### Aim of the exercise:
Where a line contains the string "religioso", copy that line.

### Data entries:

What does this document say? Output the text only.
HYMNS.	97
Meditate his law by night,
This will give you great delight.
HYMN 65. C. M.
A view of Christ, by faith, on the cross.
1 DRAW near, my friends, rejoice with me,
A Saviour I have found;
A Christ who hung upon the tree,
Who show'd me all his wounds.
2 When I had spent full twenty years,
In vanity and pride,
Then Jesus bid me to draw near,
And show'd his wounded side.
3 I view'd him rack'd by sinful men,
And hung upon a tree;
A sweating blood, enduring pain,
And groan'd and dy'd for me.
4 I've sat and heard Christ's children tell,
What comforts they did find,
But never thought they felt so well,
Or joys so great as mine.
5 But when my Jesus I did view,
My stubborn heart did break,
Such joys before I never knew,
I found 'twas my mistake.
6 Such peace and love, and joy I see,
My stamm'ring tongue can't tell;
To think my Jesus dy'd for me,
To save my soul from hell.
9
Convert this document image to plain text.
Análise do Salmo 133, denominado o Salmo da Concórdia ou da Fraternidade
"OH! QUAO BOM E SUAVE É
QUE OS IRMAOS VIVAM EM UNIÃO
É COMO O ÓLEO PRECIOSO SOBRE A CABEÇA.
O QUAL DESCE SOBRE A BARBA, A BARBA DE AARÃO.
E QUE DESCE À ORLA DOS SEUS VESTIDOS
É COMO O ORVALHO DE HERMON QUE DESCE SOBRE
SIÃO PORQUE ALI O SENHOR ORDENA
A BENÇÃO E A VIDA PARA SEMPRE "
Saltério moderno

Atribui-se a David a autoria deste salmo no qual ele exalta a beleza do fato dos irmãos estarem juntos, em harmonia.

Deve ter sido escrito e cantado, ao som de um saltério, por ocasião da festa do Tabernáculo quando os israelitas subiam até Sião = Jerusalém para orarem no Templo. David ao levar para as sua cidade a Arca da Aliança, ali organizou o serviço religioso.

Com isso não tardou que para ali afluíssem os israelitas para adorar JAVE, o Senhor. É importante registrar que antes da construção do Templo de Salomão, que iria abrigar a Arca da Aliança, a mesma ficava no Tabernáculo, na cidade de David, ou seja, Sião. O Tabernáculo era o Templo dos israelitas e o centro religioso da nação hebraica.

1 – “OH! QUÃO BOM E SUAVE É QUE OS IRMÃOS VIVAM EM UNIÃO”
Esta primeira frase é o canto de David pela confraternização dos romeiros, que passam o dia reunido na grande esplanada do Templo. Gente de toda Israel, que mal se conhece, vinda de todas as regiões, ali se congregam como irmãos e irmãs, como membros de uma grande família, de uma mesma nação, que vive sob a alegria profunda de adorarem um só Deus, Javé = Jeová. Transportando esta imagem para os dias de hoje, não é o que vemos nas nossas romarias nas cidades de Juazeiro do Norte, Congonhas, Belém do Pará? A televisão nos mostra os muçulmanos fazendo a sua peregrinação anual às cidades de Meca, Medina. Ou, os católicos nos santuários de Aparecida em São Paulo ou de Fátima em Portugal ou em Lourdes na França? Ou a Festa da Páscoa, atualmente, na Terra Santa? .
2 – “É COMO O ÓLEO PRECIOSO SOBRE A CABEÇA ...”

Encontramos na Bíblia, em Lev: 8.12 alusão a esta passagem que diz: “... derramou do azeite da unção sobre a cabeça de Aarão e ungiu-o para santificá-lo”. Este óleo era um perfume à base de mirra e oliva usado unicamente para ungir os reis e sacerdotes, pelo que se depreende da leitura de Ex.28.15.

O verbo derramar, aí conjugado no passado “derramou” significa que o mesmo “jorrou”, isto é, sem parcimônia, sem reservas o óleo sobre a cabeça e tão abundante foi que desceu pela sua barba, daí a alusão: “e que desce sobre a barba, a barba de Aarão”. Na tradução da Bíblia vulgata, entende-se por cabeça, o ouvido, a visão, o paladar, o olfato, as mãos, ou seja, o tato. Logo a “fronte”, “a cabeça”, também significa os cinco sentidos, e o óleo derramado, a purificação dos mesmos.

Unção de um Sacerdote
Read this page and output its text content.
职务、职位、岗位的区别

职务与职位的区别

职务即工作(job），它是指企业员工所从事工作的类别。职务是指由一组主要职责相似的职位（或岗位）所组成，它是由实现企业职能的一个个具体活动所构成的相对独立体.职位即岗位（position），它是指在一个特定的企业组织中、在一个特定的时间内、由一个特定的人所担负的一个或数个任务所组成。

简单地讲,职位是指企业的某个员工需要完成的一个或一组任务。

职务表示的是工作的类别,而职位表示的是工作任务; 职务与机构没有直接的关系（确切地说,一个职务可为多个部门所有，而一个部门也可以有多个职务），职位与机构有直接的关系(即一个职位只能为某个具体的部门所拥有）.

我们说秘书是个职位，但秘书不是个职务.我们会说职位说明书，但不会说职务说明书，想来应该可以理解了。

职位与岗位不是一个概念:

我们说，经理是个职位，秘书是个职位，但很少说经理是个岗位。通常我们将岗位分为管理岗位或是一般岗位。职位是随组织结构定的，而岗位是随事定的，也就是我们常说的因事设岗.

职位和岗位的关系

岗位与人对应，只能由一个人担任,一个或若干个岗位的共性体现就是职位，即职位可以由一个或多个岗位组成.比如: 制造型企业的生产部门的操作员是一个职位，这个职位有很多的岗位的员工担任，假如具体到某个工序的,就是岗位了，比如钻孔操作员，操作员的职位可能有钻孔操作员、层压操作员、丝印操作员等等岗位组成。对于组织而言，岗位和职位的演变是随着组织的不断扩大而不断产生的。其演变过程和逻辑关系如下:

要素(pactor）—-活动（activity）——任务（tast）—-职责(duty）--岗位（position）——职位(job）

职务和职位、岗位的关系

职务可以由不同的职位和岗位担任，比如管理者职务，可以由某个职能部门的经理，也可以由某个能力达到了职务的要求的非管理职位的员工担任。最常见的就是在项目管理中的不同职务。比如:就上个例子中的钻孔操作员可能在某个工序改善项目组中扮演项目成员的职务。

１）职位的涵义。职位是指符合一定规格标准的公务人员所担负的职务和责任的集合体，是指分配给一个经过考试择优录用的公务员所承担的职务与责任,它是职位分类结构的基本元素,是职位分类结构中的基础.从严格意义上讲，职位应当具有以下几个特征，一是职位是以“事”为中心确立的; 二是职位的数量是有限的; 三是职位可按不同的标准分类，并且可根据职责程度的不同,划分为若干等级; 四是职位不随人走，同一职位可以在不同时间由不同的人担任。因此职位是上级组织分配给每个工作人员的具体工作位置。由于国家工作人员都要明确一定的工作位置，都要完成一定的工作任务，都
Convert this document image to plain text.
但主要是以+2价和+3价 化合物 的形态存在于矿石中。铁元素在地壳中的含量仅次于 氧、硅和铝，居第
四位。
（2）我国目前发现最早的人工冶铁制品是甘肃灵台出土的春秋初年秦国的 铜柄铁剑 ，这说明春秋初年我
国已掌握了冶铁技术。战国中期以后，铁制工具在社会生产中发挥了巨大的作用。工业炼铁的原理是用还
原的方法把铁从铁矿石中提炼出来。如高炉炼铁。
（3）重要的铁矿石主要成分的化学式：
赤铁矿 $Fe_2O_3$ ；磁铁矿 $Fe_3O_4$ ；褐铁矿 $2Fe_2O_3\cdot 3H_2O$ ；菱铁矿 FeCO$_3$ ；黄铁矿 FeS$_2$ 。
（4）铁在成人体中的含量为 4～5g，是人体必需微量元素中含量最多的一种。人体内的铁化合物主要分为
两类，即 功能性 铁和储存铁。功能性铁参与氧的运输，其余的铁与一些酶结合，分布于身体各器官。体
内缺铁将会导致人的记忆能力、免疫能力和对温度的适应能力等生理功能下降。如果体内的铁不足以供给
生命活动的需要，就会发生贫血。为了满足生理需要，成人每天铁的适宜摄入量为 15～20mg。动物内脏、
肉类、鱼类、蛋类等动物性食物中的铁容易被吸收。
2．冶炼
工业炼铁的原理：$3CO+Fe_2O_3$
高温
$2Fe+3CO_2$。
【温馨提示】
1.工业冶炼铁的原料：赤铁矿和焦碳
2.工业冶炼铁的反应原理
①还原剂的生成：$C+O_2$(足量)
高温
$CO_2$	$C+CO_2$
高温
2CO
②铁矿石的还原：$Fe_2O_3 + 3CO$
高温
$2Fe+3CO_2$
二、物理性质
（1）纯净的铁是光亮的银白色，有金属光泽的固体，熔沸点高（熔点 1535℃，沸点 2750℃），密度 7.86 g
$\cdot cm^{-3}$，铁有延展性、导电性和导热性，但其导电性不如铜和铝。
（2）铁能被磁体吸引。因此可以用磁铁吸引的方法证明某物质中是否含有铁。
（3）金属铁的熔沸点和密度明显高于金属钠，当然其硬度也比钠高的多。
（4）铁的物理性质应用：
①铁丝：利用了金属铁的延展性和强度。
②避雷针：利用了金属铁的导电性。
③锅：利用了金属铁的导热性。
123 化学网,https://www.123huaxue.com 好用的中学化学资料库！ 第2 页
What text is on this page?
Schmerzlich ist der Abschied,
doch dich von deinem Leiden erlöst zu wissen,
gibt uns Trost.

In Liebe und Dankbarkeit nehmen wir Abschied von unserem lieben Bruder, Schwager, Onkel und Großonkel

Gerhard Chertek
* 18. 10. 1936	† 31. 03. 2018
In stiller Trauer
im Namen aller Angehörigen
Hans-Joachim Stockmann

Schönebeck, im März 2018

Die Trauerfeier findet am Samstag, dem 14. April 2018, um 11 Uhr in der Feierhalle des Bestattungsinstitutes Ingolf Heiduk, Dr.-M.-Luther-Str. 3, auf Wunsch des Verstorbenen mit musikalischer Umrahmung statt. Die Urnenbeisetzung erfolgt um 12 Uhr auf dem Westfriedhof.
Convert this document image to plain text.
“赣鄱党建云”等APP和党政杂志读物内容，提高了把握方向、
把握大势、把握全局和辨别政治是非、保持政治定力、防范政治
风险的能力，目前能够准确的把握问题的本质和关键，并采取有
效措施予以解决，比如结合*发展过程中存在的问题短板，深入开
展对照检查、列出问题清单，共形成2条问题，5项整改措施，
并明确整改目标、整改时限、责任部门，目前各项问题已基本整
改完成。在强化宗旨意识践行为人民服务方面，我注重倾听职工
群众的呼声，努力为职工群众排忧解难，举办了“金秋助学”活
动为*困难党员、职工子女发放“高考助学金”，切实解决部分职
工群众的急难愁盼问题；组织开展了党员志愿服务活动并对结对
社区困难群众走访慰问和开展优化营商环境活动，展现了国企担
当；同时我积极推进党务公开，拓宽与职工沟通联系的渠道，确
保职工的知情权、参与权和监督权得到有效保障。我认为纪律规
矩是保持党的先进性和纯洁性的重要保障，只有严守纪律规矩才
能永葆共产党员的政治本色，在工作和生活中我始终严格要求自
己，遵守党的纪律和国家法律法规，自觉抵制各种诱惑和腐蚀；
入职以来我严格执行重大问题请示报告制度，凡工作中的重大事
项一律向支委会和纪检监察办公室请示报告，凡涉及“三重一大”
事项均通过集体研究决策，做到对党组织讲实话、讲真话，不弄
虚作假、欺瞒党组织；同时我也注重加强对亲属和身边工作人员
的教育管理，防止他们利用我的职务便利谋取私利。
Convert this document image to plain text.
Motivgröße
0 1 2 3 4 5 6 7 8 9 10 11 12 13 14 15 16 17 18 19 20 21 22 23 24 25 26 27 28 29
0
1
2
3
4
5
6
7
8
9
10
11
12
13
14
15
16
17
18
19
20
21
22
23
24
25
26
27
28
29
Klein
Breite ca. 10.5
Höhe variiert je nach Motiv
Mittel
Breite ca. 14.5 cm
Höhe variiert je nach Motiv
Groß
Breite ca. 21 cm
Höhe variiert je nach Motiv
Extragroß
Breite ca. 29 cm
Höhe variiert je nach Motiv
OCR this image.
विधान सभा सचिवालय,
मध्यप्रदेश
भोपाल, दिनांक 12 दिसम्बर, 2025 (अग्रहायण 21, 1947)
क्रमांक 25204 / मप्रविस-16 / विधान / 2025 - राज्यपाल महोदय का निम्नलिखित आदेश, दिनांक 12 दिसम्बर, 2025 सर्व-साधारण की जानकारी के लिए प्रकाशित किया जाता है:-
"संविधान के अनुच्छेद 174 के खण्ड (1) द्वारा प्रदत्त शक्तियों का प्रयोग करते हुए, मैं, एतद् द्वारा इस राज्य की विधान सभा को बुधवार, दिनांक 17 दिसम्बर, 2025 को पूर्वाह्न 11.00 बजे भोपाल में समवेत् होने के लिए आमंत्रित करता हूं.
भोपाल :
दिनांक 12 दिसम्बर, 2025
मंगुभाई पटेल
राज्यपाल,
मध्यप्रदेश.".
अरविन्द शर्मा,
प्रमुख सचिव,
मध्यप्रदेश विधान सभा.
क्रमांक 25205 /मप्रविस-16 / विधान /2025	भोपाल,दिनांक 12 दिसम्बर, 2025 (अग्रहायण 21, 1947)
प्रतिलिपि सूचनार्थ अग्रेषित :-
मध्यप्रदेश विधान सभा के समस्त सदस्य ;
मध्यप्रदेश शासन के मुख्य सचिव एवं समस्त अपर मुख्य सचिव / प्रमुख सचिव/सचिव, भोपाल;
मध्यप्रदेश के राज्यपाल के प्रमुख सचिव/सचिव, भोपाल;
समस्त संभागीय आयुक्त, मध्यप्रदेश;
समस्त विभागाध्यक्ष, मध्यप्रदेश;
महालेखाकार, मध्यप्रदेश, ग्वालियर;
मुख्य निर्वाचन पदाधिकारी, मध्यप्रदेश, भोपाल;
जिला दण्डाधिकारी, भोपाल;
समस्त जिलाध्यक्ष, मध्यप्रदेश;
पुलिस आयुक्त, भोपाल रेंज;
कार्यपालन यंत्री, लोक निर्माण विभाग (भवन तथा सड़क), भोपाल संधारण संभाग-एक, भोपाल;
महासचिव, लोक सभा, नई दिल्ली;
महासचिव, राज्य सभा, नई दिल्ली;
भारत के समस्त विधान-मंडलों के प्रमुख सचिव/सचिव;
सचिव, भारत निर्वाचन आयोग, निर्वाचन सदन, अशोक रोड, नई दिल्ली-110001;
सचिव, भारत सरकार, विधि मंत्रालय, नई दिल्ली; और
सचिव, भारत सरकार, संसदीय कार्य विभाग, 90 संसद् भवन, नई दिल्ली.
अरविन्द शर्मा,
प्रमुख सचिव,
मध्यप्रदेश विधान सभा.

### Output below:
Deve ter sido escrito e cantado, ao som de um saltério, por ocasião da festa do Tabernáculo quando os israelitas subiam até Sião = Jerusalém para orarem no Templo. David ao levar para as sua cidade a Arca da Aliança, ali organizou o serviço religioso.
Com isso não tardou que para ali afluíssem os israelitas para adorar JAVE, o Senhor. É importante registrar que antes da construção do Templo de Salomão, que iria abrigar a Arca da Aliança, a mesma ficava no Tabernáculo, na cidade de David, ou seja, Sião. O Tabernáculo era o Templo dos israelitas e o centro religioso da nação hebraica.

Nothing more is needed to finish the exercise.